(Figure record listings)
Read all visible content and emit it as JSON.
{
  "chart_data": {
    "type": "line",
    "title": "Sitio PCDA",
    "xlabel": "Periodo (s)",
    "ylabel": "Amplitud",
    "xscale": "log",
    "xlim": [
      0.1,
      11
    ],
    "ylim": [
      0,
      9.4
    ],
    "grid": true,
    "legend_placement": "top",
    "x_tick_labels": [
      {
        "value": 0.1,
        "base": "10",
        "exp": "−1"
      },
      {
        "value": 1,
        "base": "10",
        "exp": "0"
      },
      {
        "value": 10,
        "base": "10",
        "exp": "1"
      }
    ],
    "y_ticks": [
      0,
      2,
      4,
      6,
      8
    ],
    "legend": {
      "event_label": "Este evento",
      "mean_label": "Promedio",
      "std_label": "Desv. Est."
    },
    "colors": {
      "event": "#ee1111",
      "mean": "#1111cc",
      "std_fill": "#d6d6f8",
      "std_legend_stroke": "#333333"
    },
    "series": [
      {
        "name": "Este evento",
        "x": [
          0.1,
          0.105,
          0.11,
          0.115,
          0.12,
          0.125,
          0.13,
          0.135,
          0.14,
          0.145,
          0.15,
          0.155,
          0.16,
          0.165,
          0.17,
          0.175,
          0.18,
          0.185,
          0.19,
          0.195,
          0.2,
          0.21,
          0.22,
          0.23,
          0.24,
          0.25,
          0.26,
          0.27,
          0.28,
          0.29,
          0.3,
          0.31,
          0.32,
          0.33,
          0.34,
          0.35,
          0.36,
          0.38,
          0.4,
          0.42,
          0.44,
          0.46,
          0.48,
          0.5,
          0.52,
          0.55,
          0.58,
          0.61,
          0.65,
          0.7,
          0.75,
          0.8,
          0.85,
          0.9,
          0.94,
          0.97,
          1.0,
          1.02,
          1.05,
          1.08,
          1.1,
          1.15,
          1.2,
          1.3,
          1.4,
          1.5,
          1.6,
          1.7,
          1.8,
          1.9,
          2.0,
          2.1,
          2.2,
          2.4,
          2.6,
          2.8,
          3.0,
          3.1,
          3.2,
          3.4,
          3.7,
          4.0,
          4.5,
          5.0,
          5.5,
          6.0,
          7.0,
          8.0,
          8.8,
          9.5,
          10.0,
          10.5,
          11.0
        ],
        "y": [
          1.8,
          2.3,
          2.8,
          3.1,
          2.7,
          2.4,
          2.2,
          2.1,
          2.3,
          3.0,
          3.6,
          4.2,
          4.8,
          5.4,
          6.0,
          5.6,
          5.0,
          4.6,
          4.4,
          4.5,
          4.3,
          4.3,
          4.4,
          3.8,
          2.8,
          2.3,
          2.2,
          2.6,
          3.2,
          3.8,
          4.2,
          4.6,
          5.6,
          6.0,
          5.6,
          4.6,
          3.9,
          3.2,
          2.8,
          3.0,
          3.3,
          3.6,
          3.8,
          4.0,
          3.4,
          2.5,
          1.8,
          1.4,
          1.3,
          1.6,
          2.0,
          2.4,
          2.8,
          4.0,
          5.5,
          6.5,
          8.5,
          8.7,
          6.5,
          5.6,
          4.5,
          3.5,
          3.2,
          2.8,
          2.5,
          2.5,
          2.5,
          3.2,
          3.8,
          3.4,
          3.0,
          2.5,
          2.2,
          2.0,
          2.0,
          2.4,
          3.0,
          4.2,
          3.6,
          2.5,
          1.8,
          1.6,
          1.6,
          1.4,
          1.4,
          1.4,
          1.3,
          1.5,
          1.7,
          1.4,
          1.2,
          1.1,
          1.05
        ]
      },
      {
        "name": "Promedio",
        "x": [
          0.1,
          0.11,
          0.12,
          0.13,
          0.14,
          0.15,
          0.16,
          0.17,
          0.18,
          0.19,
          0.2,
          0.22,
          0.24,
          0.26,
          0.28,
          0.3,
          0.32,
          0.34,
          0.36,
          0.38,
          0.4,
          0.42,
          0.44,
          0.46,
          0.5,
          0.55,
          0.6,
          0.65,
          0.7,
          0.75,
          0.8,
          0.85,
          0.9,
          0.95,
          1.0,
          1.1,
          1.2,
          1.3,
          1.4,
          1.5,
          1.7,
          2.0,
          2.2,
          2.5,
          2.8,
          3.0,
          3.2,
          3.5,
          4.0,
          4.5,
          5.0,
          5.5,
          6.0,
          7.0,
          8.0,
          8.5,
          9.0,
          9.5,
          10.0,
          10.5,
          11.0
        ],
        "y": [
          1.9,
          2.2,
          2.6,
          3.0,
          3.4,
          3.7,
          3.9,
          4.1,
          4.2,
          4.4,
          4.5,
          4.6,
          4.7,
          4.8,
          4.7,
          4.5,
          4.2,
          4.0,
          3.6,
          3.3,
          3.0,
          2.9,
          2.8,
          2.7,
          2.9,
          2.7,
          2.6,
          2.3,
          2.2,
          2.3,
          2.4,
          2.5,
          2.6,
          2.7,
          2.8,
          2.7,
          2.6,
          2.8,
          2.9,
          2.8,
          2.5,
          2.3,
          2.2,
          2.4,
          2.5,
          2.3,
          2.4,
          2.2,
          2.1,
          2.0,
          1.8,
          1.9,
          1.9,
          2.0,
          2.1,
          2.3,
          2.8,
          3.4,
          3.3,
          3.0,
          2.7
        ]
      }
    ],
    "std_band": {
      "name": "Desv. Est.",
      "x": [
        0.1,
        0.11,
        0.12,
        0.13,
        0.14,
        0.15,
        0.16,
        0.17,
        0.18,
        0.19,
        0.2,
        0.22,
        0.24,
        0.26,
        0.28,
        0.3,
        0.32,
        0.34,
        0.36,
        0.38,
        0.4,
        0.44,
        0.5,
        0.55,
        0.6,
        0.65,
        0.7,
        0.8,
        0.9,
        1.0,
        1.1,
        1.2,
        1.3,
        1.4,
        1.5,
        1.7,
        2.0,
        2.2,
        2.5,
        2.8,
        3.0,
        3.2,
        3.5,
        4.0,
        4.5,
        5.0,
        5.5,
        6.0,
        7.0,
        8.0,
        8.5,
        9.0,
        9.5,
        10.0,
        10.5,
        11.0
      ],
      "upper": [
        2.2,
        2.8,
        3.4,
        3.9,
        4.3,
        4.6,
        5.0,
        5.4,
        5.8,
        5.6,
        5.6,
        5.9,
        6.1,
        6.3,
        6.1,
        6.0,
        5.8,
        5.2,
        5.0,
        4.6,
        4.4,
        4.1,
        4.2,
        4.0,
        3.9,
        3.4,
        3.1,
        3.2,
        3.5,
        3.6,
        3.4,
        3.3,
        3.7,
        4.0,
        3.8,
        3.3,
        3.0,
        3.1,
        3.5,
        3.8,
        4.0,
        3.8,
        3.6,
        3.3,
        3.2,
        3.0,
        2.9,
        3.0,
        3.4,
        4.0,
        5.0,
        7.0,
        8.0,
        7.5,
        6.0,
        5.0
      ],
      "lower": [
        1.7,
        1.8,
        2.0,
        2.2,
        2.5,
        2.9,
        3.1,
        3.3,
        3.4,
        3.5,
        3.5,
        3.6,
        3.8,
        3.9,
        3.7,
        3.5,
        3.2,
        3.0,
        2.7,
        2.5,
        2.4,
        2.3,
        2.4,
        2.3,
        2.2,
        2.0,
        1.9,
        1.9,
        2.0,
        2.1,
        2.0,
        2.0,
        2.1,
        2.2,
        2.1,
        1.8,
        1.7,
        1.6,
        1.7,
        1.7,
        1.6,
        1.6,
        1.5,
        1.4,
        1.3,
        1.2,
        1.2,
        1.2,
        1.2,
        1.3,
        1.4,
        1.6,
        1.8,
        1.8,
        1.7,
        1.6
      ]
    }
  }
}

▶ _SHORT TASK_: Exactly reproduce the material above.

▶ _OUTPUT FOR THIS TASK_:
Read all visible content and emit it as JSON.
{
  "chart_data": {
    "type": "line",
    "title": "Sitio PCDA",
    "xlabel": "Periodo (s)",
    "ylabel": "Amplitud",
    "xscale": "log",
    "xlim": [
      0.1,
      11
    ],
    "ylim": [
      0,
      9.4
    ],
    "grid": true,
    "legend_placement": "top",
    "x_tick_labels": [
      {
        "value": 0.1,
        "base": "10",
        "exp": "−1"
      },
      {
        "value": 1,
        "base": "10",
        "exp": "0"
      },
      {
        "value": 10,
        "base": "10",
        "exp": "1"
      }
    ],
    "y_ticks": [
      0,
      2,
      4,
      6,
      8
    ],
    "legend": {
      "event_label": "Este evento",
      "mean_label": "Promedio",
      "std_label": "Desv. Est."
    },
    "colors": {
      "event": "#ee1111",
      "mean": "#1111cc",
      "std_fill": "#d6d6f8",
      "std_legend_stroke": "#333333"
    },
    "series": [
      {
        "name": "Este evento",
        "x": [
          0.1,
          0.105,
          0.11,
          0.115,
          0.12,
          0.125,
          0.13,
          0.135,
          0.14,
          0.145,
          0.15,
          0.155,
          0.16,
          0.165,
          0.17,
          0.175,
          0.18,
          0.185,
          0.19,
          0.195,
          0.2,
          0.21,
          0.22,
          0.23,
          0.24,
          0.25,
          0.26,
          0.27,
          0.28,
          0.29,
          0.3,
          0.31,
          0.32,
          0.33,
          0.34,
          0.35,
          0.36,
          0.38,
          0.4,
          0.42,
          0.44,
          0.46,
          0.48,
          0.5,
          0.52,
          0.55,
          0.58,
          0.61,
          0.65,
          0.7,
          0.75,
          0.8,
          0.85,
          0.9,
          0.94,
          0.97,
          1.0,
          1.02,
          1.05,
          1.08,
          1.1,
          1.15,
          1.2,
          1.3,
          1.4,
          1.5,
          1.6,
          1.7,
          1.8,
          1.9,
          2.0,
          2.1,
          2.2,
          2.4,
          2.6,
          2.8,
          3.0,
          3.1,
          3.2,
          3.4,
          3.7,
          4.0,
          4.5,
          5.0,
          5.5,
          6.0,
          7.0,
          8.0,
          8.8,
          9.5,
          10.0,
          10.5,
          11.0
        ],
        "y": [
          1.8,
          2.3,
          2.8,
          3.1,
          2.7,
          2.4,
          2.2,
          2.1,
          2.3,
          3.0,
          3.6,
          4.2,
          4.8,
          5.4,
          6.0,
          5.6,
          5.0,
          4.6,
          4.4,
          4.5,
          4.3,
          4.3,
          4.4,
          3.8,
          2.8,
          2.3,
          2.2,
          2.6,
          3.2,
          3.8,
          4.2,
          4.6,
          5.6,
          6.0,
          5.6,
          4.6,
          3.9,
          3.2,
          2.8,
          3.0,
          3.3,
          3.6,
          3.8,
          4.0,
          3.4,
          2.5,
          1.8,
          1.4,
          1.3,
          1.6,
          2.0,
          2.4,
          2.8,
          4.0,
          5.5,
          6.5,
          8.5,
          8.7,
          6.5,
          5.6,
          4.5,
          3.5,
          3.2,
          2.8,
          2.5,
          2.5,
          2.5,
          3.2,
          3.8,
          3.4,
          3.0,
          2.5,
          2.2,
          2.0,
          2.0,
          2.4,
          3.0,
          4.2,
          3.6,
          2.5,
          1.8,
          1.6,
          1.6,
          1.4,
          1.4,
          1.4,
          1.3,
          1.5,
          1.7,
          1.4,
          1.2,
          1.1,
          1.05
        ]
      },
      {
        "name": "Promedio",
        "x": [
          0.1,
          0.11,
          0.12,
          0.13,
          0.14,
          0.15,
          0.16,
          0.17,
          0.18,
          0.19,
          0.2,
          0.22,
          0.24,
          0.26,
          0.28,
          0.3,
          0.32,
          0.34,
          0.36,
          0.38,
          0.4,
          0.42,
          0.44,
          0.46,
          0.5,
          0.55,
          0.6,
          0.65,
          0.7,
          0.75,
          0.8,
          0.85,
          0.9,
          0.95,
          1.0,
          1.1,
          1.2,
          1.3,
          1.4,
          1.5,
          1.7,
          2.0,
          2.2,
          2.5,
          2.8,
          3.0,
          3.2,
          3.5,
          4.0,
          4.5,
          5.0,
          5.5,
          6.0,
          7.0,
          8.0,
          8.5,
          9.0,
          9.5,
          10.0,
          10.5,
          11.0
        ],
        "y": [
          1.9,
          2.2,
          2.6,
          3.0,
          3.4,
          3.7,
          3.9,
          4.1,
          4.2,
          4.4,
          4.5,
          4.6,
          4.7,
          4.8,
          4.7,
          4.5,
          4.2,
          4.0,
          3.6,
          3.3,
          3.0,
          2.9,
          2.8,
          2.7,
          2.9,
          2.7,
          2.6,
          2.3,
          2.2,
          2.3,
          2.4,
          2.5,
          2.6,
          2.7,
          2.8,
          2.7,
          2.6,
          2.8,
          2.9,
          2.8,
          2.5,
          2.3,
          2.2,
          2.4,
          2.5,
          2.3,
          2.4,
          2.2,
          2.1,
          2.0,
          1.8,
          1.9,
          1.9,
          2.0,
          2.1,
          2.3,
          2.8,
          3.4,
          3.3,
          3.0,
          2.7
        ]
      }
    ],
    "std_band": {
      "name": "Desv. Est.",
      "x": [
        0.1,
        0.11,
        0.12,
        0.13,
        0.14,
        0.15,
        0.16,
        0.17,
        0.18,
        0.19,
        0.2,
        0.22,
        0.24,
        0.26,
        0.28,
        0.3,
        0.32,
        0.34,
        0.36,
        0.38,
        0.4,
        0.44,
        0.5,
        0.55,
        0.6,
        0.65,
        0.7,
        0.8,
        0.9,
        1.0,
        1.1,
        1.2,
        1.3,
        1.4,
        1.5,
        1.7,
        2.0,
        2.2,
        2.5,
        2.8,
        3.0,
        3.2,
        3.5,
        4.0,
        4.5,
        5.0,
        5.5,
        6.0,
        7.0,
        8.0,
        8.5,
        9.0,
        9.5,
        10.0,
        10.5,
        11.0
      ],
      "upper": [
        2.2,
        2.8,
        3.4,
        3.9,
        4.3,
        4.6,
        5.0,
        5.4,
        5.8,
        5.6,
        5.6,
        5.9,
        6.1,
        6.3,
        6.1,
        6.0,
        5.8,
        5.2,
        5.0,
        4.6,
        4.4,
        4.1,
        4.2,
        4.0,
        3.9,
        3.4,
        3.1,
        3.2,
        3.5,
        3.6,
        3.4,
        3.3,
        3.7,
        4.0,
        3.8,
        3.3,
        3.0,
        3.1,
        3.5,
        3.8,
        4.0,
        3.8,
        3.6,
        3.3,
        3.2,
        3.0,
        2.9,
        3.0,
        3.4,
        4.0,
        5.0,
        7.0,
        8.0,
        7.5,
        6.0,
        5.0
      ],
      "lower": [
        1.7,
        1.8,
        2.0,
        2.2,
        2.5,
        2.9,
        3.1,
        3.3,
        3.4,
        3.5,
        3.5,
        3.6,
        3.8,
        3.9,
        3.7,
        3.5,
        3.2,
        3.0,
        2.7,
        2.5,
        2.4,
        2.3,
        2.4,
        2.3,
        2.2,
        2.0,
        1.9,
        1.9,
        2.0,
        2.1,
        2.0,
        2.0,
        2.1,
        2.2,
        2.1,
        1.8,
        1.7,
        1.6,
        1.7,
        1.7,
        1.6,
        1.6,
        1.5,
        1.4,
        1.3,
        1.2,
        1.2,
        1.2,
        1.2,
        1.3,
        1.4,
        1.6,
        1.8,
        1.8,
        1.7,
        1.6
      ]
    }
  }
}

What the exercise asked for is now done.